>> Begin ROWS
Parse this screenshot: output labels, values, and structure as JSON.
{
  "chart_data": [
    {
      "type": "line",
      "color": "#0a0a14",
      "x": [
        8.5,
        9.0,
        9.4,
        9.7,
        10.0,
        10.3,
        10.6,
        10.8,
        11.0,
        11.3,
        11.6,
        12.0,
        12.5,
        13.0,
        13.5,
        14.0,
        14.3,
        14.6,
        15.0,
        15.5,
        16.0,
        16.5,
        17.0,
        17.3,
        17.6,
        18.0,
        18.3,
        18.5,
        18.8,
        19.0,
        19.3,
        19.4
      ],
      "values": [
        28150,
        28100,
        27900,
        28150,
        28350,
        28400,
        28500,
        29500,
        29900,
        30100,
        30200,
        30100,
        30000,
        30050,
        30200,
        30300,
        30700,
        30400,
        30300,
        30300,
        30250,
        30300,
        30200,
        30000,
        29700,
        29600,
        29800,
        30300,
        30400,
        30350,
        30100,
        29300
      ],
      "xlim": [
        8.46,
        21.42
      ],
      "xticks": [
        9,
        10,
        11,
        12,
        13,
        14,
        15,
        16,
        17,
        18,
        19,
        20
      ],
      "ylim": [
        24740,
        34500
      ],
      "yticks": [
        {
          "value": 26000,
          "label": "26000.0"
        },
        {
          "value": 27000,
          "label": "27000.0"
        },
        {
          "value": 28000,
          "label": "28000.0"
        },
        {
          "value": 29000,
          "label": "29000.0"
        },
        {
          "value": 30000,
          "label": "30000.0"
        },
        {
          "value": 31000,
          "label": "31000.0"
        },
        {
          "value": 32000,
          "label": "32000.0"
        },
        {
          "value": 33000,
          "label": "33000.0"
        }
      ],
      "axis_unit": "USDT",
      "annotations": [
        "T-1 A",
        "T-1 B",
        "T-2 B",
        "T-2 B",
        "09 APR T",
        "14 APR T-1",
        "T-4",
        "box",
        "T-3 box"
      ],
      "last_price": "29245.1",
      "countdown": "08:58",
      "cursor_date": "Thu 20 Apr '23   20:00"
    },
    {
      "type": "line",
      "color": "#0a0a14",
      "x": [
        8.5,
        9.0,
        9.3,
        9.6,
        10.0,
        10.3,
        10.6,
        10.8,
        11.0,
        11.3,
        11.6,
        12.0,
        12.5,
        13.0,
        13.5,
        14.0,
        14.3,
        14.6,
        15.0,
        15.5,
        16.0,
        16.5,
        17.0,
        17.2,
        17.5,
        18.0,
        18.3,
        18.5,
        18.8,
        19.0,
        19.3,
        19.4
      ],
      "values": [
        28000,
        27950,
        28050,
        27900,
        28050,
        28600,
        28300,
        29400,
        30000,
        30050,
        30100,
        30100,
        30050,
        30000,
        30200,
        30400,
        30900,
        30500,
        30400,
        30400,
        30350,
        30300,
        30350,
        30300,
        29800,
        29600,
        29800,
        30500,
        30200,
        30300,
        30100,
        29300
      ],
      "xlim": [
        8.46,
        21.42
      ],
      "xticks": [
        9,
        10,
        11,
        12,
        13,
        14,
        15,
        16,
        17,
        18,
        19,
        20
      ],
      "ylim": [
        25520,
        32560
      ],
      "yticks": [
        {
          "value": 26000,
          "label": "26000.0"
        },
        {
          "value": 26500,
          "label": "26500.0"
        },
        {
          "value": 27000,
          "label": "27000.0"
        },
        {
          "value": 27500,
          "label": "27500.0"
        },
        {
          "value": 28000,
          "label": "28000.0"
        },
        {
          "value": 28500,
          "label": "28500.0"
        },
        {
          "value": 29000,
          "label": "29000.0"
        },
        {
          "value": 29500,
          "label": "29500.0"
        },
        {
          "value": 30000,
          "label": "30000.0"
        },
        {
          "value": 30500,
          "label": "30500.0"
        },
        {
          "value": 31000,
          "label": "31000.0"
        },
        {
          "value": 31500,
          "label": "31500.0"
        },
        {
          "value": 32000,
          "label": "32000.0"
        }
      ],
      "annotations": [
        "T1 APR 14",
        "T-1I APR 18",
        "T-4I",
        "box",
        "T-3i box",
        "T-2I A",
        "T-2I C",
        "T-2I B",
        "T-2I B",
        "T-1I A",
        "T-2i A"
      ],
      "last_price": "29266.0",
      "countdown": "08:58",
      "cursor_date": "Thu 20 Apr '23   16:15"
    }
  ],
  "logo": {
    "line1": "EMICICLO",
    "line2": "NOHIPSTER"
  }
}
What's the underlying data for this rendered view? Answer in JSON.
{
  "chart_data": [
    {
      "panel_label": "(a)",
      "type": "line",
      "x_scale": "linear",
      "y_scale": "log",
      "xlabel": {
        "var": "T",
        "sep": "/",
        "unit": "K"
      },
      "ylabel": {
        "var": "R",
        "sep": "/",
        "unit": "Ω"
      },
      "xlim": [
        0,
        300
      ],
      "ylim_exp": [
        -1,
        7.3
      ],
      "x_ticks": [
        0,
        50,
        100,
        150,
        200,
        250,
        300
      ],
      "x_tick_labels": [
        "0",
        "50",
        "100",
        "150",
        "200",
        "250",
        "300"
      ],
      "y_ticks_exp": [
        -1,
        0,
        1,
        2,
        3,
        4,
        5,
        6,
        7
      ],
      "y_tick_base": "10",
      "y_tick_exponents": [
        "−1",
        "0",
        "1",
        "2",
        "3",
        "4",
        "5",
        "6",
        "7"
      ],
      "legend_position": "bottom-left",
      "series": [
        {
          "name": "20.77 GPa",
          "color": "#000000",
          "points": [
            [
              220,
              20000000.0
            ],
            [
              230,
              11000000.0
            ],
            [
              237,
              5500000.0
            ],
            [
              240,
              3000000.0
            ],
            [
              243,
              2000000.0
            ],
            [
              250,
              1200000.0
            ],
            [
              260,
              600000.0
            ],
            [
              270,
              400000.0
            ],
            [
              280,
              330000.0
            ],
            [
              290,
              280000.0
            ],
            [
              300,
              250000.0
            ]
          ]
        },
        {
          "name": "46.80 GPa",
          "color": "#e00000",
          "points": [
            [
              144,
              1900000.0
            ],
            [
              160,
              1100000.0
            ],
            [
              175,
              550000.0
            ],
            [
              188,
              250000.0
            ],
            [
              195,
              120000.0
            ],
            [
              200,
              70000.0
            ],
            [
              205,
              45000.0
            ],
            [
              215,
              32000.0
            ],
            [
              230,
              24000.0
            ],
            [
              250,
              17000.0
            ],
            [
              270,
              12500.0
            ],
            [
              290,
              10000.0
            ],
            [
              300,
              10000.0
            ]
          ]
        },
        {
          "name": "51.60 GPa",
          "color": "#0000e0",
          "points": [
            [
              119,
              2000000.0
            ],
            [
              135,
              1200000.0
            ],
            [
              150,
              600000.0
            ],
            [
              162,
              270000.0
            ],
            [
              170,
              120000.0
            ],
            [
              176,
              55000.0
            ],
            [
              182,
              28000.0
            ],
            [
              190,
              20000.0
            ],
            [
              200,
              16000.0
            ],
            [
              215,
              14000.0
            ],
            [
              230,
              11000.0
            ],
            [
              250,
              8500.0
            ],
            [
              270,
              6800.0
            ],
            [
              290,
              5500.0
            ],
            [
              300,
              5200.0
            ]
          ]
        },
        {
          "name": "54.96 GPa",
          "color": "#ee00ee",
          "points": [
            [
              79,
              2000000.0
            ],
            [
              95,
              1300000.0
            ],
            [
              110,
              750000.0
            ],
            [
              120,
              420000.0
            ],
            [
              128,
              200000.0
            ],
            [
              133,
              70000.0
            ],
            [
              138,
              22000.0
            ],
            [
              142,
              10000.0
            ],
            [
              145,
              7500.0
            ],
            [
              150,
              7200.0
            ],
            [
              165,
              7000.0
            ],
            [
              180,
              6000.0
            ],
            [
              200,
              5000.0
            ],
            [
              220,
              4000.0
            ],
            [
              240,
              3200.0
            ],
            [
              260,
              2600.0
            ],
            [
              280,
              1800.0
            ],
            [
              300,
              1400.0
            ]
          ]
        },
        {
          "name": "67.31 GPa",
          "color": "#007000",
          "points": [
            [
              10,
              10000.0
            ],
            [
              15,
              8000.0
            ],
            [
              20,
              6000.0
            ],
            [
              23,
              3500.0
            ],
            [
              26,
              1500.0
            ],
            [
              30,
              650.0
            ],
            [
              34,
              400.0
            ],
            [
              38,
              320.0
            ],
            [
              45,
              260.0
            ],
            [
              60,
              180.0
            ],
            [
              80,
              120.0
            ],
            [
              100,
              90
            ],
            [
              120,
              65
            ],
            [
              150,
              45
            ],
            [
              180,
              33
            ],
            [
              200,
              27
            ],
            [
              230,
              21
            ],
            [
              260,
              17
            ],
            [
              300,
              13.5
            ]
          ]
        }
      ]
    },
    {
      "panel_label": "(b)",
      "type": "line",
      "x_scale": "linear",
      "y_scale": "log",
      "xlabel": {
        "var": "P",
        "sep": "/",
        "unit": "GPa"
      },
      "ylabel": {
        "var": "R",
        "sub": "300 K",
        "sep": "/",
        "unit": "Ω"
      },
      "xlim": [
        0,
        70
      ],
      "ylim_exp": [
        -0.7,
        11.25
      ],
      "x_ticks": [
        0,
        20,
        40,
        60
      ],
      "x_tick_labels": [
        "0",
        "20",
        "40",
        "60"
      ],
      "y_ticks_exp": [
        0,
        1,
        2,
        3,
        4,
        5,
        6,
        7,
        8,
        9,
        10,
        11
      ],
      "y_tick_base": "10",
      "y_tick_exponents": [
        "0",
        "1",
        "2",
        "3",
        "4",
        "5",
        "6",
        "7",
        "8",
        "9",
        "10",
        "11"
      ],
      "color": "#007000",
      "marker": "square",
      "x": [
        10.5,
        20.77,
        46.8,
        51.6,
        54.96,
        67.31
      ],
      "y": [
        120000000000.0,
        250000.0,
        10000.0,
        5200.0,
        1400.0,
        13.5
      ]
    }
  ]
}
>> End ROWS
- TASK DESCRIPTION -
Go through the material line by line. Show each line that contains the string "name".

- ANSWER TO THIS PROBLEM -
          "name": "20.77 GPa",
          "name": "46.80 GPa",
          "name": "51.60 GPa",
          "name": "54.96 GPa",
          "name": "67.31 GPa",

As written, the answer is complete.